[How to complete this task]
Extract every line below that contains the word "hesitancy".

(Recorded data)

○ ○ ○ ○ ○

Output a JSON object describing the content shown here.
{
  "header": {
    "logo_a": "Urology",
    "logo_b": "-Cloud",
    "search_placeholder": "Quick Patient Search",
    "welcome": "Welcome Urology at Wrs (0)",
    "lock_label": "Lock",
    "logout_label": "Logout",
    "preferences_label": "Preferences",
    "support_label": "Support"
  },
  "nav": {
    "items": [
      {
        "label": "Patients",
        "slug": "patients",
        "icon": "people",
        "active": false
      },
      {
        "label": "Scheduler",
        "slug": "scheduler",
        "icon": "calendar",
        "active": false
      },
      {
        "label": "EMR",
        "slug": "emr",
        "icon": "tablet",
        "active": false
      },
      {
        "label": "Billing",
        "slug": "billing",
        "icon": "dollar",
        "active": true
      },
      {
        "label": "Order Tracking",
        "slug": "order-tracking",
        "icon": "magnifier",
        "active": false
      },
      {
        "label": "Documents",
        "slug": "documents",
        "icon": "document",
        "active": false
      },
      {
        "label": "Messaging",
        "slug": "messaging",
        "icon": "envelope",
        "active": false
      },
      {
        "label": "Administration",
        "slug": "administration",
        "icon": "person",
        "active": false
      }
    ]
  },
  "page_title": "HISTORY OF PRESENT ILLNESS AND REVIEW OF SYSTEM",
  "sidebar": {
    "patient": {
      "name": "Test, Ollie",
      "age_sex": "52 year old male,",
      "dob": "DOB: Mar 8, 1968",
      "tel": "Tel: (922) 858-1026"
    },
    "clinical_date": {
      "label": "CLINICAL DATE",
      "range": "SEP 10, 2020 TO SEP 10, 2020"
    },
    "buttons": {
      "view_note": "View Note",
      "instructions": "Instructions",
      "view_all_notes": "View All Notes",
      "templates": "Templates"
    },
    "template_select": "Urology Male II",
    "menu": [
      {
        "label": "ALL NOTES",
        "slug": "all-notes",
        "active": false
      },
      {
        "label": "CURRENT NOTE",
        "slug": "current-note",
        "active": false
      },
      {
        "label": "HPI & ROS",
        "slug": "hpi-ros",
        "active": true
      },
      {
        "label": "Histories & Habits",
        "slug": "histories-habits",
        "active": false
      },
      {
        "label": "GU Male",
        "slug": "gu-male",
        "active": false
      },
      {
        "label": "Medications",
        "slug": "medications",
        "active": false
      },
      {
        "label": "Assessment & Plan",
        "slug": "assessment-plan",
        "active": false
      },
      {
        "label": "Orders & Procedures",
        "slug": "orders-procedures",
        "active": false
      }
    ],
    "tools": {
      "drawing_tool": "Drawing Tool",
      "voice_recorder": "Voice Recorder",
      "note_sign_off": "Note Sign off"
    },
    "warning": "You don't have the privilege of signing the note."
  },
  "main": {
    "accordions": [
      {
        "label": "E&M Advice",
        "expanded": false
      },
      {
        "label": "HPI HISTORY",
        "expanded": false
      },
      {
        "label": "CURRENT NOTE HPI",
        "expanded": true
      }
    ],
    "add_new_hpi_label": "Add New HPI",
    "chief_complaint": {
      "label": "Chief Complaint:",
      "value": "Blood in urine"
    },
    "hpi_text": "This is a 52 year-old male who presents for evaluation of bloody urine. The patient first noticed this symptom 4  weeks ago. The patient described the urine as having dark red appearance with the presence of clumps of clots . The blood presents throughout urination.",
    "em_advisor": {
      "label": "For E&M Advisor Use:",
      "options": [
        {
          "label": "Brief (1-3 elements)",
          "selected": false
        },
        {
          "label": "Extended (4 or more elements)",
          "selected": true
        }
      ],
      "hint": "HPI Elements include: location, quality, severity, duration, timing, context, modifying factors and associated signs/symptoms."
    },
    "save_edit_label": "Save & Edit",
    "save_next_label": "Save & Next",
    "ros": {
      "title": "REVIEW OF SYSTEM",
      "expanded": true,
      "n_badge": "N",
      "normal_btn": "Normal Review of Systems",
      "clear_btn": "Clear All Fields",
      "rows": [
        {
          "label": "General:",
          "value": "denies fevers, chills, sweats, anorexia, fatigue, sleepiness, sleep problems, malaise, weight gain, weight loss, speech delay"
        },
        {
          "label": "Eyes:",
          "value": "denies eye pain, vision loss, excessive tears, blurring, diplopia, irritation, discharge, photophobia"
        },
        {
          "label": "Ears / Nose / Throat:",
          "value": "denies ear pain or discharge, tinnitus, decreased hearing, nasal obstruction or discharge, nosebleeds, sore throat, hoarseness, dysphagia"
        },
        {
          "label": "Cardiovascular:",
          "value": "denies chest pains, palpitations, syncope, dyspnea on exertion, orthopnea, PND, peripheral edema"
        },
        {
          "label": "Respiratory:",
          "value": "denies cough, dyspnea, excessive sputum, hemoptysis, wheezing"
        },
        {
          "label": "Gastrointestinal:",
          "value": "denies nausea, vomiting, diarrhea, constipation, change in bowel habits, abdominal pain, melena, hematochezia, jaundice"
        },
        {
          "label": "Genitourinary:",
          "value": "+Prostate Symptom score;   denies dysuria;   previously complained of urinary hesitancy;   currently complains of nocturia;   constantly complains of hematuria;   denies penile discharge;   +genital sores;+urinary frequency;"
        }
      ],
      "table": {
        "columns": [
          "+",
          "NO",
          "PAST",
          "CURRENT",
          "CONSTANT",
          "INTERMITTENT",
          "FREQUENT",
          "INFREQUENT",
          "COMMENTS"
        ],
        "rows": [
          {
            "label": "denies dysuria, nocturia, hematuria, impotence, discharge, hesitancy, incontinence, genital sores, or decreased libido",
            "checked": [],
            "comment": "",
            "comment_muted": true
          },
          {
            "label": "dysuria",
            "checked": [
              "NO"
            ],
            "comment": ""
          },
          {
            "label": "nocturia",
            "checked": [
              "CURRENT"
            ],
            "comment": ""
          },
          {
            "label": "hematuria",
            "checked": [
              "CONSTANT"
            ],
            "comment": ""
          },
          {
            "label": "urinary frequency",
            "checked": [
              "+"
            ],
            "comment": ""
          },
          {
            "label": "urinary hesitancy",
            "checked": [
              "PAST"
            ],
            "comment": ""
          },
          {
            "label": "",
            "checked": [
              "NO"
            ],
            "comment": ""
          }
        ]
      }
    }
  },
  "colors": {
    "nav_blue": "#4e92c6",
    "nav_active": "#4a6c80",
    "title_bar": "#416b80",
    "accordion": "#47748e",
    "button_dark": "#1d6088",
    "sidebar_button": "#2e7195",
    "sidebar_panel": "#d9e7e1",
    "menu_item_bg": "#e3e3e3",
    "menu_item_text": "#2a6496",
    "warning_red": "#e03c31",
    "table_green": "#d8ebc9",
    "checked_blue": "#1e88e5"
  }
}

○ ○ ○ ○ ○

[Your response]
          "value": "+Prostate Symptom score;   denies dysuria;   previously complained of urinary hesitancy;   currently complains of nocturia;   constantly complains of hematuria;   denies penile discharge;   +genital sores;+urinary frequency;"
            "label": "denies dysuria, nocturia, hematuria, impotence, discharge, hesitancy, incontinence, genital sores, or decreased libido",
            "label": "urinary hesitancy",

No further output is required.